*Required task*:
Could you render the listing, from its first line through the line containing "heat-blob xyxy=(78,179,96,200)", as a numbered list without any blank lines?

*Information supplied*:

════════

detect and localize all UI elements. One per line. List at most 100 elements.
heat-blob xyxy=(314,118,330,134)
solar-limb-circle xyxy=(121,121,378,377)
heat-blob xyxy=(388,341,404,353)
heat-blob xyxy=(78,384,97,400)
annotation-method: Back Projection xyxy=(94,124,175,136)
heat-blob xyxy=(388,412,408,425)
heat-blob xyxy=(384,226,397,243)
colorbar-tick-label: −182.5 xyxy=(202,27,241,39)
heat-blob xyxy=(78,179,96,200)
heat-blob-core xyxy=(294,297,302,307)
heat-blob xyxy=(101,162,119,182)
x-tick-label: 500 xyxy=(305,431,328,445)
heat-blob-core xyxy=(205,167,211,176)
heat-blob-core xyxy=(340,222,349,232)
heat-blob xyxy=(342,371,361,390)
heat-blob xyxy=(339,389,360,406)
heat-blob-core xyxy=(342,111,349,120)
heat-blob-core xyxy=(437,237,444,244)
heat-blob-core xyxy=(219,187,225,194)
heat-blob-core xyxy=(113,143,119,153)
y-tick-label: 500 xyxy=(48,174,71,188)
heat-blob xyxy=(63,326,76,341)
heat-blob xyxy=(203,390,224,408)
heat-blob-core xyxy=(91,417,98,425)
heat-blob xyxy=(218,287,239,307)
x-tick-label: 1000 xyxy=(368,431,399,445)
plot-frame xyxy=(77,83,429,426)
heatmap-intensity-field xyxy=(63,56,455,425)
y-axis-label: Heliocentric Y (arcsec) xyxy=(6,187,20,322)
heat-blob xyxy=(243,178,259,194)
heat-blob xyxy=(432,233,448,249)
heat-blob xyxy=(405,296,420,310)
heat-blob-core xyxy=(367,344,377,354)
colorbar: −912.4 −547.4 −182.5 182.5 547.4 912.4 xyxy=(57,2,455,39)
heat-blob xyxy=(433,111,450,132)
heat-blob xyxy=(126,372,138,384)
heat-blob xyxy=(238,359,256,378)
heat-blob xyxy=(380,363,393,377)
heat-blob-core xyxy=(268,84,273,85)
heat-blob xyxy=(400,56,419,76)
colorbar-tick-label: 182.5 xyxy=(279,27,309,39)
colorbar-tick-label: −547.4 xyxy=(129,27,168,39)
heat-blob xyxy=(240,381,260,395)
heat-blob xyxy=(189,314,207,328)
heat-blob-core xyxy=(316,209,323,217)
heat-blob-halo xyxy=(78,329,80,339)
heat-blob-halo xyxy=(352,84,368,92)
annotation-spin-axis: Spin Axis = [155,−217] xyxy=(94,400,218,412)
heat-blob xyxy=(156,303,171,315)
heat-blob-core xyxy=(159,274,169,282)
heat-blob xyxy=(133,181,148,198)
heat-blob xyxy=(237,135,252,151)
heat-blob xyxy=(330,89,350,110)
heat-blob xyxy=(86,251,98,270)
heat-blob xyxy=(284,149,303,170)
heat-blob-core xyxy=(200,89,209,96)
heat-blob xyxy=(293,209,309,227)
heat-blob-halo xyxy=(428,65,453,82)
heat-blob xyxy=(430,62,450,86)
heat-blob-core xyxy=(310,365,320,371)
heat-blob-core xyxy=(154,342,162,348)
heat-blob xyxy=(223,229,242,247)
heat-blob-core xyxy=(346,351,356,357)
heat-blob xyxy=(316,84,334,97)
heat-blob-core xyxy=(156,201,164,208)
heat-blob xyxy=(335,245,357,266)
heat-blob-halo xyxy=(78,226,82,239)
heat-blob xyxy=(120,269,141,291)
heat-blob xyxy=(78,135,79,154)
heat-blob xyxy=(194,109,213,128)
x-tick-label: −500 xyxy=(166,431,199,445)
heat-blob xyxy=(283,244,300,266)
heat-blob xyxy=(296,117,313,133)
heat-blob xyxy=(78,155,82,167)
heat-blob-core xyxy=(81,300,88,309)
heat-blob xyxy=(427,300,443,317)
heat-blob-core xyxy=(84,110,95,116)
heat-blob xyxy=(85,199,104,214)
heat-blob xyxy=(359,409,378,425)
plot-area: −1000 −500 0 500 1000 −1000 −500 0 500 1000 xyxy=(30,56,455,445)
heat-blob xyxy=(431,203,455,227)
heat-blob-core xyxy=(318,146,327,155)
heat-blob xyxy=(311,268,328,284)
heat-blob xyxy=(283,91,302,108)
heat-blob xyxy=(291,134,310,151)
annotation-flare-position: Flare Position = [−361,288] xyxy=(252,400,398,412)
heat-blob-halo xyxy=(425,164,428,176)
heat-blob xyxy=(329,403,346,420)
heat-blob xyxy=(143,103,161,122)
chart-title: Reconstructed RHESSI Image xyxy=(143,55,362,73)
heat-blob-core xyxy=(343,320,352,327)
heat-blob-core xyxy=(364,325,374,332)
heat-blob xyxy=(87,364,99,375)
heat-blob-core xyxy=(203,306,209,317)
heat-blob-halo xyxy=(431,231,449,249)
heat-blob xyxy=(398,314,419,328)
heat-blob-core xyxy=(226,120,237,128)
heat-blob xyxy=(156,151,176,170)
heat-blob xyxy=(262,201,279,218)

════════

*Task result*:
1. detect and localize all UI elements. One per line. List at most 100 elements.
2. heat-blob xyxy=(314,118,330,134)
3. solar-limb-circle xyxy=(121,121,378,377)
4. heat-blob xyxy=(388,341,404,353)
5. heat-blob xyxy=(78,384,97,400)
6. annotation-method: Back Projection xyxy=(94,124,175,136)
7. heat-blob xyxy=(388,412,408,425)
8. heat-blob xyxy=(384,226,397,243)
9. colorbar-tick-label: −182.5 xyxy=(202,27,241,39)
10. heat-blob xyxy=(78,179,96,200)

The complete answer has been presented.